§ Written problem
Output solely the number of lines containing the string "Front".

[Start of Data in this exercise]

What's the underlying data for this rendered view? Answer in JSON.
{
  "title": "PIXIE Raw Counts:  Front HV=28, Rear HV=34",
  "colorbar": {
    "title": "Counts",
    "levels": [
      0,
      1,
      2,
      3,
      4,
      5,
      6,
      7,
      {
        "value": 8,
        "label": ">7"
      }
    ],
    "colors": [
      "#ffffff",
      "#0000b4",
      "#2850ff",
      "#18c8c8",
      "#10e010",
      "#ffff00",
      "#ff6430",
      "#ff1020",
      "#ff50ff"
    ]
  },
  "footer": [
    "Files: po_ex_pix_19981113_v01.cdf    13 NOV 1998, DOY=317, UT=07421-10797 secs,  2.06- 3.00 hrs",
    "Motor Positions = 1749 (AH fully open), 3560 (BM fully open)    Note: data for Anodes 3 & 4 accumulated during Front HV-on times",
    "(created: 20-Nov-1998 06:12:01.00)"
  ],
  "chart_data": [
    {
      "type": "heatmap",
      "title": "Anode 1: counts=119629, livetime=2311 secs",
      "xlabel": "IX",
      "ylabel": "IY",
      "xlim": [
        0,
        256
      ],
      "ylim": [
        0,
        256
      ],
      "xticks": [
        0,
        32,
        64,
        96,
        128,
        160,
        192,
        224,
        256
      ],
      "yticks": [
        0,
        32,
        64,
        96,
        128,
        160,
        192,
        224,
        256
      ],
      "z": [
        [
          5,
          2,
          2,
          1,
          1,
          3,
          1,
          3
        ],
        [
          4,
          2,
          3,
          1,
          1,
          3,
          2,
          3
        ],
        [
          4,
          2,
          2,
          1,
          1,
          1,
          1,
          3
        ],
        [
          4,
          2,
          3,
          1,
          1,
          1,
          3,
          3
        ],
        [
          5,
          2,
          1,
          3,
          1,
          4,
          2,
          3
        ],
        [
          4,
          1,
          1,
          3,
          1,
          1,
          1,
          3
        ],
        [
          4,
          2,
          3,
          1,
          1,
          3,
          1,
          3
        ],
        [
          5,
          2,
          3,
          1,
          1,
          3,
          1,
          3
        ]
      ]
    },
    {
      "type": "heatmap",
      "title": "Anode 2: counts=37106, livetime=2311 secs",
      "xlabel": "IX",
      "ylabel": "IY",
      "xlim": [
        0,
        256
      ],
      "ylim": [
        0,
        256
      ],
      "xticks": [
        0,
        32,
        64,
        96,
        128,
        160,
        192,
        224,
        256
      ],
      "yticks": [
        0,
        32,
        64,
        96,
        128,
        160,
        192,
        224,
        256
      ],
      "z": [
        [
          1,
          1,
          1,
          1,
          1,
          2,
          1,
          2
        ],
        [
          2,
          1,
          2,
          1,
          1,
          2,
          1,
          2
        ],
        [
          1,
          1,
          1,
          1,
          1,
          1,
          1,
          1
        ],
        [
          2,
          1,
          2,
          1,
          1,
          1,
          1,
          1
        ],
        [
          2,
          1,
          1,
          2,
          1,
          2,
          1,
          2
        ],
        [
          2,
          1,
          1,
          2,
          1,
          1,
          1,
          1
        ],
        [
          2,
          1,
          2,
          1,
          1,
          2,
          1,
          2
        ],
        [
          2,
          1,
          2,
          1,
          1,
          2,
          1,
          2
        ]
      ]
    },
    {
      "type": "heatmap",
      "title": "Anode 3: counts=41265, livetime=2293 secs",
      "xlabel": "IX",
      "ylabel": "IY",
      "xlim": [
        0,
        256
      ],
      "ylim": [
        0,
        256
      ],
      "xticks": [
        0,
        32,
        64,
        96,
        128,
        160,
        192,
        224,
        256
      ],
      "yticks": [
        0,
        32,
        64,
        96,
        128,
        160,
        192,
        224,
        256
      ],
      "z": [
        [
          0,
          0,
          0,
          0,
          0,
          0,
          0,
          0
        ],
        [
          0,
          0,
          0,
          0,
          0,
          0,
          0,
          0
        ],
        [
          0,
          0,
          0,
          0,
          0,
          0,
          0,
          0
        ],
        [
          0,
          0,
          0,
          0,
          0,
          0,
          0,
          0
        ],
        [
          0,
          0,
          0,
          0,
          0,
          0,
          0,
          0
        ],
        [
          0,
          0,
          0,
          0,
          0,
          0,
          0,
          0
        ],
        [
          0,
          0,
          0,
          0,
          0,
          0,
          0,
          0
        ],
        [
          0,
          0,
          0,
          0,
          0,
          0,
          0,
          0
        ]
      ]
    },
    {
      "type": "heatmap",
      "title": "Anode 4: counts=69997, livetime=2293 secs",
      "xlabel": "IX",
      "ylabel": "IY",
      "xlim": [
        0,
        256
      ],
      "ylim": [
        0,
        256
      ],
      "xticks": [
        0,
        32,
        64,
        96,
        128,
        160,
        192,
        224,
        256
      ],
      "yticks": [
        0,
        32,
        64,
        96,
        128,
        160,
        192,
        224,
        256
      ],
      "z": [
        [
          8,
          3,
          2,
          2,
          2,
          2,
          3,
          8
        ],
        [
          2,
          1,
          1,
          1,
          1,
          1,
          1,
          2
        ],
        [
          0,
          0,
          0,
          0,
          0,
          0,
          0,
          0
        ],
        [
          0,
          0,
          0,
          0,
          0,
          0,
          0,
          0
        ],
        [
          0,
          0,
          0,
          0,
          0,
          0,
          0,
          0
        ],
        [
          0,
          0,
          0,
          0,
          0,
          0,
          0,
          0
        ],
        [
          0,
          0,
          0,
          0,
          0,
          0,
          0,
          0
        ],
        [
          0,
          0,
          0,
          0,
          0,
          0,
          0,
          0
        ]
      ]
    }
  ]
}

[End of Data in this exercise]

§ Result
2